▶ Written instruction: All of the material below is to be returned exactly.

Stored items
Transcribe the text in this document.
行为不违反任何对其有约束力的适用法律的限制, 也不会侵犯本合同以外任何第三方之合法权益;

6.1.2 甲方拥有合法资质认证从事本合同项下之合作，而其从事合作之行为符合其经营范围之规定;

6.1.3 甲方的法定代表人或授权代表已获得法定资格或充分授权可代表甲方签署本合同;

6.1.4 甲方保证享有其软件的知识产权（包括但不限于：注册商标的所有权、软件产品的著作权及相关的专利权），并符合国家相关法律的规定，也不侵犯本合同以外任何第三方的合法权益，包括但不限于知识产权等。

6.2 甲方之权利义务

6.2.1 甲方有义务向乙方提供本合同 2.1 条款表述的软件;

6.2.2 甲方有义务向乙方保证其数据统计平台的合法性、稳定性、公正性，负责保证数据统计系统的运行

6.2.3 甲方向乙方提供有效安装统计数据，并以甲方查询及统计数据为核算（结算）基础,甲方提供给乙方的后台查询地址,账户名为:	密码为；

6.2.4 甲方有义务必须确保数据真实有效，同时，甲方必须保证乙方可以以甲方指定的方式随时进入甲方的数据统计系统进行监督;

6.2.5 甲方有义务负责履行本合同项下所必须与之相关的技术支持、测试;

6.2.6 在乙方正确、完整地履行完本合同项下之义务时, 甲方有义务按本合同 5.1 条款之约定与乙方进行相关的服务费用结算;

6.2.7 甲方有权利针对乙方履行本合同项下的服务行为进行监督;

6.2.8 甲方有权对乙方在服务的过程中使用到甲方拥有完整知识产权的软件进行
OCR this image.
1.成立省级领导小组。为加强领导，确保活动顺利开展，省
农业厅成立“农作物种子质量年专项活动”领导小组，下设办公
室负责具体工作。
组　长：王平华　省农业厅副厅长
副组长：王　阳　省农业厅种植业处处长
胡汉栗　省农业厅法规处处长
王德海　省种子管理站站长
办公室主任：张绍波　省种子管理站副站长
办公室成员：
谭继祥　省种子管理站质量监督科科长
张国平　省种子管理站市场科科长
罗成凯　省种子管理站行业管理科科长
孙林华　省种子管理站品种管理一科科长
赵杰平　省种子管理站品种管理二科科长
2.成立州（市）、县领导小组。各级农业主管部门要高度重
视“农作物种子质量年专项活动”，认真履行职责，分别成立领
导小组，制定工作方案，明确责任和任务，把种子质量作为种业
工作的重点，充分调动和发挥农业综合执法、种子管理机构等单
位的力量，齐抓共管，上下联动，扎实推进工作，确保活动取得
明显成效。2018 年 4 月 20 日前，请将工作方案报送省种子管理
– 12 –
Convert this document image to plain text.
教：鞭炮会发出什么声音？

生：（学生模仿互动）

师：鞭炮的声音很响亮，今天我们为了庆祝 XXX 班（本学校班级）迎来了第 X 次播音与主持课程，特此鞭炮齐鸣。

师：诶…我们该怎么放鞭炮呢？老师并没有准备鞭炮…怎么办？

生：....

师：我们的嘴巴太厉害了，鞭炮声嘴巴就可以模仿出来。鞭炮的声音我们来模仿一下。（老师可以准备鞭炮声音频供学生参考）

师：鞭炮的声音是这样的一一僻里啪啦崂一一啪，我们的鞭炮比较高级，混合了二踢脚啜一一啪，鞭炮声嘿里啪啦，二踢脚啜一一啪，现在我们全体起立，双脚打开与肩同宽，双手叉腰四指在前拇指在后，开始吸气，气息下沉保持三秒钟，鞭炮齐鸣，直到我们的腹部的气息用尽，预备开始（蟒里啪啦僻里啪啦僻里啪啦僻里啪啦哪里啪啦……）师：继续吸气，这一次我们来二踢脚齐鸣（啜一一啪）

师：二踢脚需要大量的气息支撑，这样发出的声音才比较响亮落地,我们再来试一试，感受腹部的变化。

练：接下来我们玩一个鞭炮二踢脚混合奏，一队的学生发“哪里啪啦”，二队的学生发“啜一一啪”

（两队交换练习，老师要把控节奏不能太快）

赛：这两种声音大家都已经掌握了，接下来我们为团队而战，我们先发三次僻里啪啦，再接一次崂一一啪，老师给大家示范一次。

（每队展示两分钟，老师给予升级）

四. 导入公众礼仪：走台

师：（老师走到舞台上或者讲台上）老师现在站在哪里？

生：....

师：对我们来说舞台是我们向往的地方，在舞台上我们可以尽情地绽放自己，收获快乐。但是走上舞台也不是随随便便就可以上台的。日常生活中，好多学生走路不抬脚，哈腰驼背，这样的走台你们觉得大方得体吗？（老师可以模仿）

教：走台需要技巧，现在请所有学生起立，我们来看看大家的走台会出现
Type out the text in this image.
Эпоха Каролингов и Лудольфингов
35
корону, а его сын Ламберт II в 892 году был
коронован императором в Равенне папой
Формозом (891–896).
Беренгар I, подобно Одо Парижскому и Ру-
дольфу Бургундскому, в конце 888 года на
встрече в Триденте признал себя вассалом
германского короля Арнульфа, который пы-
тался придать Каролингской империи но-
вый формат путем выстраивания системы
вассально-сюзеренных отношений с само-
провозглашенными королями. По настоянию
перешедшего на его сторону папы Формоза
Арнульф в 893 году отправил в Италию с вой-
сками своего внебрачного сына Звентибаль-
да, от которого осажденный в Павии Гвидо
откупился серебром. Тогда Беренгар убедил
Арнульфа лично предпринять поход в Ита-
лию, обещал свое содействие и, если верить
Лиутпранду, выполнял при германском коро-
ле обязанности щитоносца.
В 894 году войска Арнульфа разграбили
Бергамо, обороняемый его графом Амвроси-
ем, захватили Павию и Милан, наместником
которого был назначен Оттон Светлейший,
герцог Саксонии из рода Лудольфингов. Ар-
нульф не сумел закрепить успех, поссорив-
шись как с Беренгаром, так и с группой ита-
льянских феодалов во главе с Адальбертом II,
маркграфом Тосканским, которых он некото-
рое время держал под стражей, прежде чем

▶ The result:
Transcribe the text in this document.
行为不违反任何对其有约束力的适用法律的限制, 也不会侵犯本合同以外任何第三方之合法权益;

6.1.2 甲方拥有合法资质认证从事本合同项下之合作，而其从事合作之行为符合其经营范围之规定;

6.1.3 甲方的法定代表人或授权代表已获得法定资格或充分授权可代表甲方签署本合同;

6.1.4 甲方保证享有其软件的知识产权（包括但不限于：注册商标的所有权、软件产品的著作权及相关的专利权），并符合国家相关法律的规定，也不侵犯本合同以外任何第三方的合法权益，包括但不限于知识产权等。

6.2 甲方之权利义务

6.2.1 甲方有义务向乙方提供本合同 2.1 条款表述的软件;

6.2.2 甲方有义务向乙方保证其数据统计平台的合法性、稳定性、公正性，负责保证数据统计系统的运行

6.2.3 甲方向乙方提供有效安装统计数据，并以甲方查询及统计数据为核算（结算）基础,甲方提供给乙方的后台查询地址,账户名为:	密码为；

6.2.4 甲方有义务必须确保数据真实有效，同时，甲方必须保证乙方可以以甲方指定的方式随时进入甲方的数据统计系统进行监督;

6.2.5 甲方有义务负责履行本合同项下所必须与之相关的技术支持、测试;

6.2.6 在乙方正确、完整地履行完本合同项下之义务时, 甲方有义务按本合同 5.1 条款之约定与乙方进行相关的服务费用结算;

6.2.7 甲方有权利针对乙方履行本合同项下的服务行为进行监督;

6.2.8 甲方有权对乙方在服务的过程中使用到甲方拥有完整知识产权的软件进行
OCR this image.
1.成立省级领导小组。为加强领导，确保活动顺利开展，省
农业厅成立“农作物种子质量年专项活动”领导小组，下设办公
室负责具体工作。
组　长：王平华　省农业厅副厅长
副组长：王　阳　省农业厅种植业处处长
胡汉栗　省农业厅法规处处长
王德海　省种子管理站站长
办公室主任：张绍波　省种子管理站副站长
办公室成员：
谭继祥　省种子管理站质量监督科科长
张国平　省种子管理站市场科科长
罗成凯　省种子管理站行业管理科科长
孙林华　省种子管理站品种管理一科科长
赵杰平　省种子管理站品种管理二科科长
2.成立州（市）、县领导小组。各级农业主管部门要高度重
视“农作物种子质量年专项活动”，认真履行职责，分别成立领
导小组，制定工作方案，明确责任和任务，把种子质量作为种业
工作的重点，充分调动和发挥农业综合执法、种子管理机构等单
位的力量，齐抓共管，上下联动，扎实推进工作，确保活动取得
明显成效。2018 年 4 月 20 日前，请将工作方案报送省种子管理
– 12 –
Convert this document image to plain text.
教：鞭炮会发出什么声音？

生：（学生模仿互动）

师：鞭炮的声音很响亮，今天我们为了庆祝 XXX 班（本学校班级）迎来了第 X 次播音与主持课程，特此鞭炮齐鸣。

师：诶…我们该怎么放鞭炮呢？老师并没有准备鞭炮…怎么办？

生：....

师：我们的嘴巴太厉害了，鞭炮声嘴巴就可以模仿出来。鞭炮的声音我们来模仿一下。（老师可以准备鞭炮声音频供学生参考）

师：鞭炮的声音是这样的一一僻里啪啦崂一一啪，我们的鞭炮比较高级，混合了二踢脚啜一一啪，鞭炮声嘿里啪啦，二踢脚啜一一啪，现在我们全体起立，双脚打开与肩同宽，双手叉腰四指在前拇指在后，开始吸气，气息下沉保持三秒钟，鞭炮齐鸣，直到我们的腹部的气息用尽，预备开始（蟒里啪啦僻里啪啦僻里啪啦僻里啪啦哪里啪啦……）师：继续吸气，这一次我们来二踢脚齐鸣（啜一一啪）

师：二踢脚需要大量的气息支撑，这样发出的声音才比较响亮落地,我们再来试一试，感受腹部的变化。

练：接下来我们玩一个鞭炮二踢脚混合奏，一队的学生发“哪里啪啦”，二队的学生发“啜一一啪”

（两队交换练习，老师要把控节奏不能太快）

赛：这两种声音大家都已经掌握了，接下来我们为团队而战，我们先发三次僻里啪啦，再接一次崂一一啪，老师给大家示范一次。

（每队展示两分钟，老师给予升级）

四. 导入公众礼仪：走台

师：（老师走到舞台上或者讲台上）老师现在站在哪里？

生：....

师：对我们来说舞台是我们向往的地方，在舞台上我们可以尽情地绽放自己，收获快乐。但是走上舞台也不是随随便便就可以上台的。日常生活中，好多学生走路不抬脚，哈腰驼背，这样的走台你们觉得大方得体吗？（老师可以模仿）

教：走台需要技巧，现在请所有学生起立，我们来看看大家的走台会出现
Type out the text in this image.
Эпоха Каролингов и Лудольфингов
35
корону, а его сын Ламберт II в 892 году был
коронован императором в Равенне папой
Формозом (891–896).
Беренгар I, подобно Одо Парижскому и Ру-
дольфу Бургундскому, в конце 888 года на
встрече в Триденте признал себя вассалом
германского короля Арнульфа, который пы-
тался придать Каролингской империи но-
вый формат путем выстраивания системы
вассально-сюзеренных отношений с само-
провозглашенными королями. По настоянию
перешедшего на его сторону папы Формоза
Арнульф в 893 году отправил в Италию с вой-
сками своего внебрачного сына Звентибаль-
да, от которого осажденный в Павии Гвидо
откупился серебром. Тогда Беренгар убедил
Арнульфа лично предпринять поход в Ита-
лию, обещал свое содействие и, если верить
Лиутпранду, выполнял при германском коро-
ле обязанности щитоносца.
В 894 году войска Арнульфа разграбили
Бергамо, обороняемый его графом Амвроси-
ем, захватили Павию и Милан, наместником
которого был назначен Оттон Светлейший,
герцог Саксонии из рода Лудольфингов. Ар-
нульф не сумел закрепить успех, поссорив-
шись как с Беренгаром, так и с группой ита-
льянских феодалов во главе с Адальбертом II,
маркграфом Тосканским, которых он некото-
рое время держал под стражей, прежде чем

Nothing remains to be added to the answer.